| What is needed |
Can the data below be set down again exactly, line for line?

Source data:
------
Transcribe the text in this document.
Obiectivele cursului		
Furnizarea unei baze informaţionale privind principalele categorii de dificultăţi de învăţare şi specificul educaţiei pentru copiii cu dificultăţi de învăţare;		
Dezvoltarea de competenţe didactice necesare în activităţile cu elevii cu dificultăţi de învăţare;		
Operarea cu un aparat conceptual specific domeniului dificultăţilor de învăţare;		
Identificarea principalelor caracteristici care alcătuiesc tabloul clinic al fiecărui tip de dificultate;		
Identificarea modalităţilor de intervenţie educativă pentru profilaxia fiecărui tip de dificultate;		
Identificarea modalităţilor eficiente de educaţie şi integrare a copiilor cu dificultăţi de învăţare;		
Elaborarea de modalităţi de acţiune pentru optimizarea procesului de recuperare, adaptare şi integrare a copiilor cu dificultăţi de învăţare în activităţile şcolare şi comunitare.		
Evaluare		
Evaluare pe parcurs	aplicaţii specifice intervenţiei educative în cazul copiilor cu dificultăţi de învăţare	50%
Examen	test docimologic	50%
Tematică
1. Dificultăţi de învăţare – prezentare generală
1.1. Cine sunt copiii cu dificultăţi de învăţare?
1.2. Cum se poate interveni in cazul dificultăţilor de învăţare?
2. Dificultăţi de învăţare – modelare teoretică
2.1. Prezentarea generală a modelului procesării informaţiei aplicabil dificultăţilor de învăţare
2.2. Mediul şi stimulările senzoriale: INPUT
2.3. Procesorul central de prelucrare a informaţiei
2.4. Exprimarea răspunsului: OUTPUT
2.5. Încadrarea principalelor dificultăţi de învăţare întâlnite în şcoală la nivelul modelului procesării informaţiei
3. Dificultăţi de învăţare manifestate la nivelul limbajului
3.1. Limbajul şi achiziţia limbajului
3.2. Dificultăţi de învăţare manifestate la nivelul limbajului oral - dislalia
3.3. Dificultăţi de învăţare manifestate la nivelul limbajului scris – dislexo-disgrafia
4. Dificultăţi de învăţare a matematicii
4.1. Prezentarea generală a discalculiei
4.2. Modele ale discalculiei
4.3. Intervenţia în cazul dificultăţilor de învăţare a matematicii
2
------
| Task solution |
Transcribe the text in this document.
Obiectivele cursului		
Furnizarea unei baze informaţionale privind principalele categorii de dificultăţi de învăţare şi specificul educaţiei pentru copiii cu dificultăţi de învăţare;		
Dezvoltarea de competenţe didactice necesare în activităţile cu elevii cu dificultăţi de învăţare;		
Operarea cu un aparat conceptual specific domeniului dificultăţilor de învăţare;		
Identificarea principalelor caracteristici care alcătuiesc tabloul clinic al fiecărui tip de dificultate;		
Identificarea modalităţilor de intervenţie educativă pentru profilaxia fiecărui tip de dificultate;		
Identificarea modalităţilor eficiente de educaţie şi integrare a copiilor cu dificultăţi de învăţare;		
Elaborarea de modalităţi de acţiune pentru optimizarea procesului de recuperare, adaptare şi integrare a copiilor cu dificultăţi de învăţare în activităţile şcolare şi comunitare.		
Evaluare		
Evaluare pe parcurs	aplicaţii specifice intervenţiei educative în cazul copiilor cu dificultăţi de învăţare	50%
Examen	test docimologic	50%
Tematică
1. Dificultăţi de învăţare – prezentare generală
1.1. Cine sunt copiii cu dificultăţi de învăţare?
1.2. Cum se poate interveni in cazul dificultăţilor de învăţare?
2. Dificultăţi de învăţare – modelare teoretică
2.1. Prezentarea generală a modelului procesării informaţiei aplicabil dificultăţilor de învăţare
2.2. Mediul şi stimulările senzoriale: INPUT
2.3. Procesorul central de prelucrare a informaţiei
2.4. Exprimarea răspunsului: OUTPUT
2.5. Încadrarea principalelor dificultăţi de învăţare întâlnite în şcoală la nivelul modelului procesării informaţiei
3. Dificultăţi de învăţare manifestate la nivelul limbajului
3.1. Limbajul şi achiziţia limbajului
3.2. Dificultăţi de învăţare manifestate la nivelul limbajului oral - dislalia
3.3. Dificultăţi de învăţare manifestate la nivelul limbajului scris – dislexo-disgrafia
4. Dificultăţi de învăţare a matematicii
4.1. Prezentarea generală a discalculiei
4.2. Modele ale discalculiei
4.3. Intervenţia în cazul dificultăţilor de învăţare a matematicii
2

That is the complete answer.